Pregnancy is the result of a process that has many steps. To get pregnant—
· A woman’s body must release an egg from one of her ovaries (ovulation).
· The egg must go through a fallopian tube toward the uterus (womb).
· A man's sperm must join with (fertilize) the egg along the way.
· The fertilized egg must attach to the inside of the uterus (implantation).
Infertility can happen if there are problems with any of these steps.
When Should I Get Help for Female Infertility?
It can take up to a year for a woman to get pregnant. This is considered normal. Most health care providers suggest a woman try for a year before seeking infertility testing. It is a good idea, though, to go to a health care provider to discuss pre-pregnancy health before starting to try to get pregnant.
Certain health problems can make getting pregnant more difficult. Don’t wait a whole year of trying to get pregnant before talking with your health care provider if you have a history of
· ectopic pregnancy
· irregular periods
· pelvic inflammatory disease
· repeated miscarriages
· thyroid problems
What is Secondary Infertility?
Secondary infertility is defined as infertility affecting couples who have had at least one child previously. Unfortunately, couples suffering with secondary infertility don't often get the help and support they need from doctors, friends and family because they aren't perceived as truly infertile since they've already had children.

▶ [The task]
Name every health condition in the infertility text that is a reason to see a provider before a full year of trying to conceive. The rows below the infertility text were taken from a different source.

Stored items
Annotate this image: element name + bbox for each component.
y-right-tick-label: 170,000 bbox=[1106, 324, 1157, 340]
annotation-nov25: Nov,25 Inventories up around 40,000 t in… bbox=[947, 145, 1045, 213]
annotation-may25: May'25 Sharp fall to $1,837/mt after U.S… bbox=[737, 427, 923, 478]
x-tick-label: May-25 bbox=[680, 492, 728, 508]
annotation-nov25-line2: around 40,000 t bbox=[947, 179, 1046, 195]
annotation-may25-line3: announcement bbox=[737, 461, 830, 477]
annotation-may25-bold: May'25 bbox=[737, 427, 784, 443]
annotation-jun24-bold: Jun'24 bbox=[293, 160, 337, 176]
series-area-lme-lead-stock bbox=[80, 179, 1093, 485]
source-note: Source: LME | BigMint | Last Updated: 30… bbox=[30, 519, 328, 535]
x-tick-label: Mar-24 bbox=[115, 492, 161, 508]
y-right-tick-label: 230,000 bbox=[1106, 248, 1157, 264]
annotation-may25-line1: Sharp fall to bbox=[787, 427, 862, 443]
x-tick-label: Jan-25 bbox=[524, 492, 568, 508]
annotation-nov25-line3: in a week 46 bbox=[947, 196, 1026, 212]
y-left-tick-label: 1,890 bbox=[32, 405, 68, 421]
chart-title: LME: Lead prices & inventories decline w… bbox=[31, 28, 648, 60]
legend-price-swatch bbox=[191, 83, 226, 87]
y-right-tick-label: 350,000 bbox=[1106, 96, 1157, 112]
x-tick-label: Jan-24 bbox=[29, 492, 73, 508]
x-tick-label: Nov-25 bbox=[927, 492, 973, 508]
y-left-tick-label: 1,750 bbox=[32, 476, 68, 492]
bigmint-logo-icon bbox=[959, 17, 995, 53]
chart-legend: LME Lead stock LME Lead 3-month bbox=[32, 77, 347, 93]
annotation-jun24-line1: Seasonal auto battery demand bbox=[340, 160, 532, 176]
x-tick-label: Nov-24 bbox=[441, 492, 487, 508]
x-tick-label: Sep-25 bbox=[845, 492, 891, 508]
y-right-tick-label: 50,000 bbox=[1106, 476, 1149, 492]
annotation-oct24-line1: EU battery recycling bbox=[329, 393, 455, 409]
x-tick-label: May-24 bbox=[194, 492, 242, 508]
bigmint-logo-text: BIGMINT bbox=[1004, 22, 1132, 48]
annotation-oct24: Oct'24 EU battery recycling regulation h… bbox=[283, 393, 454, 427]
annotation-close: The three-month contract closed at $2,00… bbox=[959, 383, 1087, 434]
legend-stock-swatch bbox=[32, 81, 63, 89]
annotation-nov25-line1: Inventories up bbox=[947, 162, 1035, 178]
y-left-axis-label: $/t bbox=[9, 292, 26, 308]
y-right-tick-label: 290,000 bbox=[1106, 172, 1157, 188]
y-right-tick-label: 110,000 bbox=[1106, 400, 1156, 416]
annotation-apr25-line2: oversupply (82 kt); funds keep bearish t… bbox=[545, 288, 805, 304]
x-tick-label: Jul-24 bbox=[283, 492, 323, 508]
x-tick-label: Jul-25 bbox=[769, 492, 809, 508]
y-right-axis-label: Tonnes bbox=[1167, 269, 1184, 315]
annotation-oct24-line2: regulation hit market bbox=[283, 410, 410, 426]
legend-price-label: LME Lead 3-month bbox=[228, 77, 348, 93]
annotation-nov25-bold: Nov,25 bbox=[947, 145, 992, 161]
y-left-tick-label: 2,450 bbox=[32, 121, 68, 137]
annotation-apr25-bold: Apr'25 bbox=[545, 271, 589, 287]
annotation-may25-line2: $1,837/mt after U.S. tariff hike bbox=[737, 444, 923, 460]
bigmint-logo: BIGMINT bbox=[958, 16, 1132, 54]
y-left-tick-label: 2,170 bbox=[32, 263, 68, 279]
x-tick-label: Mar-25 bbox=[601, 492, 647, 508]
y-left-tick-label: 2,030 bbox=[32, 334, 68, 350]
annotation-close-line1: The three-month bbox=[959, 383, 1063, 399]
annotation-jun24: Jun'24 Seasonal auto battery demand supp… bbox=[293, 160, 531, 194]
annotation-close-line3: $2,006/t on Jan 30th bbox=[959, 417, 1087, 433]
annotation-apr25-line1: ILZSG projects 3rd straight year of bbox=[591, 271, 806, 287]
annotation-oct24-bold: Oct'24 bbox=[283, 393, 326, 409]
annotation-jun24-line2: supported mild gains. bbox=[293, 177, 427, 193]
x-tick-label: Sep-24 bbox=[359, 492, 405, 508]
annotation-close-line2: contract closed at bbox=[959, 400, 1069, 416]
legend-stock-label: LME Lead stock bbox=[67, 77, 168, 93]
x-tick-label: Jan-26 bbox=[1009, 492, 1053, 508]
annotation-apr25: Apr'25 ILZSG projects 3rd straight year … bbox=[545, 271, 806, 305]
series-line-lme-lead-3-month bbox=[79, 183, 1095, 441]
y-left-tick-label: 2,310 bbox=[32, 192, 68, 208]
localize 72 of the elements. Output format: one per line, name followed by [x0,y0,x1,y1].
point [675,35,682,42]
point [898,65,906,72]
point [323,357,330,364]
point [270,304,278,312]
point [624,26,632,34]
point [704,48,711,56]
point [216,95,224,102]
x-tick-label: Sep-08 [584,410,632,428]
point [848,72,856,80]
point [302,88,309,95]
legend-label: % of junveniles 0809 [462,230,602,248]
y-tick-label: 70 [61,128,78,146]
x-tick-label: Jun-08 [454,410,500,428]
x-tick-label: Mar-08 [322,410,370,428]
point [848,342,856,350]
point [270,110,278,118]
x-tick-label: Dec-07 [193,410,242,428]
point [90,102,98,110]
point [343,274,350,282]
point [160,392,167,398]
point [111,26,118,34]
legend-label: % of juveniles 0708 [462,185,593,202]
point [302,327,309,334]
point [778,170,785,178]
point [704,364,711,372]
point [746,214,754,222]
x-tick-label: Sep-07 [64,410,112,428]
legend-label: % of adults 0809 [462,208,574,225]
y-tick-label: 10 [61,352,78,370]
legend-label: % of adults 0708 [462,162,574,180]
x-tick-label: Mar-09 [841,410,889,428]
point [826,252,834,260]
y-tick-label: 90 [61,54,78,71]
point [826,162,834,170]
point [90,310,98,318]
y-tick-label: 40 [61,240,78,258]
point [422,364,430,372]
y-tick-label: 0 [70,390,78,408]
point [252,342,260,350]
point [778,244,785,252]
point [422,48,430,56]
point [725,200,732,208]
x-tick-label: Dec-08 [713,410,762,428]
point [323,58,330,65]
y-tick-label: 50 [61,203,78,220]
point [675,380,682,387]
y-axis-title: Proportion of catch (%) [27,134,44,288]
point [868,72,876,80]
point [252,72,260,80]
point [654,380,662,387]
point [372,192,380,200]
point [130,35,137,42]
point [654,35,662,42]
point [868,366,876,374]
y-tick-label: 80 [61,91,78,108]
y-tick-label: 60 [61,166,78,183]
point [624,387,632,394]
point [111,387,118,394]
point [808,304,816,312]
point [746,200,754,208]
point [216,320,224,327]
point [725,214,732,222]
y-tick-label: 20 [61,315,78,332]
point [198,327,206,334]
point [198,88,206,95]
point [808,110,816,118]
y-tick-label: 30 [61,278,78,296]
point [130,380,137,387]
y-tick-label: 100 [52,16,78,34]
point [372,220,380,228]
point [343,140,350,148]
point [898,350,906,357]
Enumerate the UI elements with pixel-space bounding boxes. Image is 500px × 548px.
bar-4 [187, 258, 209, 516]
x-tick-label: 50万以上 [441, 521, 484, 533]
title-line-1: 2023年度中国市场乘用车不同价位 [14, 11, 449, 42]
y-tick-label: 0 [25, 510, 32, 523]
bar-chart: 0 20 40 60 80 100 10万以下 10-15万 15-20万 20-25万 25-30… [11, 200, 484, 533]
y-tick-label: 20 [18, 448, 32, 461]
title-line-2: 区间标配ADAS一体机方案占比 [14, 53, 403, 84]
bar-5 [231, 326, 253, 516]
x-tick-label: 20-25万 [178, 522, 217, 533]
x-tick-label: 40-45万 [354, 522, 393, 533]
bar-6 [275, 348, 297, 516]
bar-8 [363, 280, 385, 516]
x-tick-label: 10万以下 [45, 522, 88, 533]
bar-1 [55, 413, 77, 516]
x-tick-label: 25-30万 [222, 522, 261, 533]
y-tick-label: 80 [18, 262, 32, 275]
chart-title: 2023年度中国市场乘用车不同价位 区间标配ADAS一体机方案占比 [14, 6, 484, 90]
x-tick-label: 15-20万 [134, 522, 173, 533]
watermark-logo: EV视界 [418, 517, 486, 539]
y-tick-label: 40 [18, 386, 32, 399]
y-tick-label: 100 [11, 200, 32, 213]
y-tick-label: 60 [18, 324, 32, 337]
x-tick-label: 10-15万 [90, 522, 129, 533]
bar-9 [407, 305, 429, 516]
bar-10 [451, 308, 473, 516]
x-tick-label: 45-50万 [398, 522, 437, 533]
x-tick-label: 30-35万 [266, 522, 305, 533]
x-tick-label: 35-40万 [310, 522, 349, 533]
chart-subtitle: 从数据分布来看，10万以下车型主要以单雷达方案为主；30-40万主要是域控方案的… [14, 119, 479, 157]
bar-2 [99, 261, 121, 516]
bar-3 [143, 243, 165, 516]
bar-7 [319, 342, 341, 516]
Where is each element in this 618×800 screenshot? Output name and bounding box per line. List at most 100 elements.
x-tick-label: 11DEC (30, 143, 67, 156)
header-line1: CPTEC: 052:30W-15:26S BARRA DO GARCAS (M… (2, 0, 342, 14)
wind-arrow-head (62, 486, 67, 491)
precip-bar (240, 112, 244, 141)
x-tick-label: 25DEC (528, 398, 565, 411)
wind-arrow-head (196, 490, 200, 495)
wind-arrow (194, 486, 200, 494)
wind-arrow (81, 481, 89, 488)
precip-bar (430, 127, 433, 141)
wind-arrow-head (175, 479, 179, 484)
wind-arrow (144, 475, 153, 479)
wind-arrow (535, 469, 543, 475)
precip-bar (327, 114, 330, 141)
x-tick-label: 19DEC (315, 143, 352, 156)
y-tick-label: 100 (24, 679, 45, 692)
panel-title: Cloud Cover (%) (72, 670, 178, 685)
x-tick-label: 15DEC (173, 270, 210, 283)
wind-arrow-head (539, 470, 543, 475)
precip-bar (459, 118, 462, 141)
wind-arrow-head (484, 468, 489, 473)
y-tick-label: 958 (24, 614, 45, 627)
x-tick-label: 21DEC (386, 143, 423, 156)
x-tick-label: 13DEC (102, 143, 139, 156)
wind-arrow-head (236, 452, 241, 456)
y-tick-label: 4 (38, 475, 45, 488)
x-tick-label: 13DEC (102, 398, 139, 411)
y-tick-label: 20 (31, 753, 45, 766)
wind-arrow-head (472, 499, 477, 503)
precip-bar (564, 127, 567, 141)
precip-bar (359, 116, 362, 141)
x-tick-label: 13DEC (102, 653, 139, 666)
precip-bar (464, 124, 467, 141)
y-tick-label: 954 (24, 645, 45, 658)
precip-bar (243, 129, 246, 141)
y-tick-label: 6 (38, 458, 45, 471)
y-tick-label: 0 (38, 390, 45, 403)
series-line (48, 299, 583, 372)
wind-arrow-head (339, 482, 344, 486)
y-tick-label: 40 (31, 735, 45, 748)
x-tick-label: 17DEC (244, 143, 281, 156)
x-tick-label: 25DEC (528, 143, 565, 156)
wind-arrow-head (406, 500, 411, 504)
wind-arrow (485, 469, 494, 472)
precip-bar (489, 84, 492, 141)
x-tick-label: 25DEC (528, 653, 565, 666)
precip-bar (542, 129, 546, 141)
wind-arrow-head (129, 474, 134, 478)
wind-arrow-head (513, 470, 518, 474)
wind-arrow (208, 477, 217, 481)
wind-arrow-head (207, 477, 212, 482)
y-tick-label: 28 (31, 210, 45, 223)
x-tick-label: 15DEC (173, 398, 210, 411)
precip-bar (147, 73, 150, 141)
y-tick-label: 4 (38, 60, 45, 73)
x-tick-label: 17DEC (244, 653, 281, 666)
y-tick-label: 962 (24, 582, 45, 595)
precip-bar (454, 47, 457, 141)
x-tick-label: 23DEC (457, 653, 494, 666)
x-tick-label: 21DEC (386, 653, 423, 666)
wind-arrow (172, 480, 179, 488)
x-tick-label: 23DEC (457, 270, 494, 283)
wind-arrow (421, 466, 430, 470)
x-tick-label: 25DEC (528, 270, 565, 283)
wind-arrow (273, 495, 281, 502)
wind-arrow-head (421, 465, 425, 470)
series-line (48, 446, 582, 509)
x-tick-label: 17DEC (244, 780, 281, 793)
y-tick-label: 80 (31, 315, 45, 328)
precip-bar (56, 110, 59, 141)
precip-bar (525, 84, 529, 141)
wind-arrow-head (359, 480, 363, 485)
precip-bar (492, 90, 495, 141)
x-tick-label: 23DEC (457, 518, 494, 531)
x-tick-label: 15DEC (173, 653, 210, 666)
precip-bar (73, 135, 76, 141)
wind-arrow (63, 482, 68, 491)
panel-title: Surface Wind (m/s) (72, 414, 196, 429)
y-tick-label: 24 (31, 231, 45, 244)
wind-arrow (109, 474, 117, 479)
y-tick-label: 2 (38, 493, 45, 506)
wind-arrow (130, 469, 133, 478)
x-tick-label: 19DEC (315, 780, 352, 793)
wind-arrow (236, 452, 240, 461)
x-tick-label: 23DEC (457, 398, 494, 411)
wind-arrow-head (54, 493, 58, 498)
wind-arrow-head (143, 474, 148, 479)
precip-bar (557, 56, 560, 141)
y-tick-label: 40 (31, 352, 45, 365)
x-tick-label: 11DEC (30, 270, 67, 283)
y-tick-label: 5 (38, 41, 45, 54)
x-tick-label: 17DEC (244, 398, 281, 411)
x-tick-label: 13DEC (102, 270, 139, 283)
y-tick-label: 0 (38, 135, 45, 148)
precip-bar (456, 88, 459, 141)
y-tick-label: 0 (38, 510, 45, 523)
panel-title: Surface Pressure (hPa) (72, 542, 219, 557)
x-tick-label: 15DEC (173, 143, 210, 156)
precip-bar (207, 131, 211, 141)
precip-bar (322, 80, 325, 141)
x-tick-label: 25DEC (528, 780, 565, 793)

▶ [Exercise result]
- ectopic pregnancy
- irregular periods
- pelvic inflammatory disease
- repeated miscarriages
- thyroid problems